• _What you have to do_: Take the listing and print it in full, exactly as given.

• _Input data_:
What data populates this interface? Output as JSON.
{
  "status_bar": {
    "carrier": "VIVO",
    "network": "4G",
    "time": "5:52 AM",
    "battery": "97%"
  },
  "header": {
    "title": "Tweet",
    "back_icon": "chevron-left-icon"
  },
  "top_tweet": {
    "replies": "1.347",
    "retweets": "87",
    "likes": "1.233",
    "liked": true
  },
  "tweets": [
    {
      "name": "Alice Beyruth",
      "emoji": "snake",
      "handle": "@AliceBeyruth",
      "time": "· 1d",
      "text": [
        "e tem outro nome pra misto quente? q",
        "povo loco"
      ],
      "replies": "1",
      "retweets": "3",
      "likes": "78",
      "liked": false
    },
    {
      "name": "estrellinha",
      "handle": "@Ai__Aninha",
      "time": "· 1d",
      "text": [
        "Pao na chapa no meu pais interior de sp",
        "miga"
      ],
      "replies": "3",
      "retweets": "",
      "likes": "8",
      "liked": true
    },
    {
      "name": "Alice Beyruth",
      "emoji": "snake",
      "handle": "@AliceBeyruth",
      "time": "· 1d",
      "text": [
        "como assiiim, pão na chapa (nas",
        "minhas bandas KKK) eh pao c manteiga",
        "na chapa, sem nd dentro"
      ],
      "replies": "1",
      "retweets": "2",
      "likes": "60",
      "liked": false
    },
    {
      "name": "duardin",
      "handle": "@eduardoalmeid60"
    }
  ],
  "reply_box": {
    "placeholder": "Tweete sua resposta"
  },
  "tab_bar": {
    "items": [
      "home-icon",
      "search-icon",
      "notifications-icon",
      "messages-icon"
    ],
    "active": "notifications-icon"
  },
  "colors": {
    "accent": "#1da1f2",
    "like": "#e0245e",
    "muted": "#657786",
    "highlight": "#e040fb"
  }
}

• _Full solution_:
What data populates this interface? Output as JSON.
{
  "status_bar": {
    "carrier": "VIVO",
    "network": "4G",
    "time": "5:52 AM",
    "battery": "97%"
  },
  "header": {
    "title": "Tweet",
    "back_icon": "chevron-left-icon"
  },
  "top_tweet": {
    "replies": "1.347",
    "retweets": "87",
    "likes": "1.233",
    "liked": true
  },
  "tweets": [
    {
      "name": "Alice Beyruth",
      "emoji": "snake",
      "handle": "@AliceBeyruth",
      "time": "· 1d",
      "text": [
        "e tem outro nome pra misto quente? q",
        "povo loco"
      ],
      "replies": "1",
      "retweets": "3",
      "likes": "78",
      "liked": false
    },
    {
      "name": "estrellinha",
      "handle": "@Ai__Aninha",
      "time": "· 1d",
      "text": [
        "Pao na chapa no meu pais interior de sp",
        "miga"
      ],
      "replies": "3",
      "retweets": "",
      "likes": "8",
      "liked": true
    },
    {
      "name": "Alice Beyruth",
      "emoji": "snake",
      "handle": "@AliceBeyruth",
      "time": "· 1d",
      "text": [
        "como assiiim, pão na chapa (nas",
        "minhas bandas KKK) eh pao c manteiga",
        "na chapa, sem nd dentro"
      ],
      "replies": "1",
      "retweets": "2",
      "likes": "60",
      "liked": false
    },
    {
      "name": "duardin",
      "handle": "@eduardoalmeid60"
    }
  ],
  "reply_box": {
    "placeholder": "Tweete sua resposta"
  },
  "tab_bar": {
    "items": [
      "home-icon",
      "search-icon",
      "notifications-icon",
      "messages-icon"
    ],
    "active": "notifications-icon"
  },
  "colors": {
    "accent": "#1da1f2",
    "like": "#e0245e",
    "muted": "#657786",
    "highlight": "#e040fb"
  }
}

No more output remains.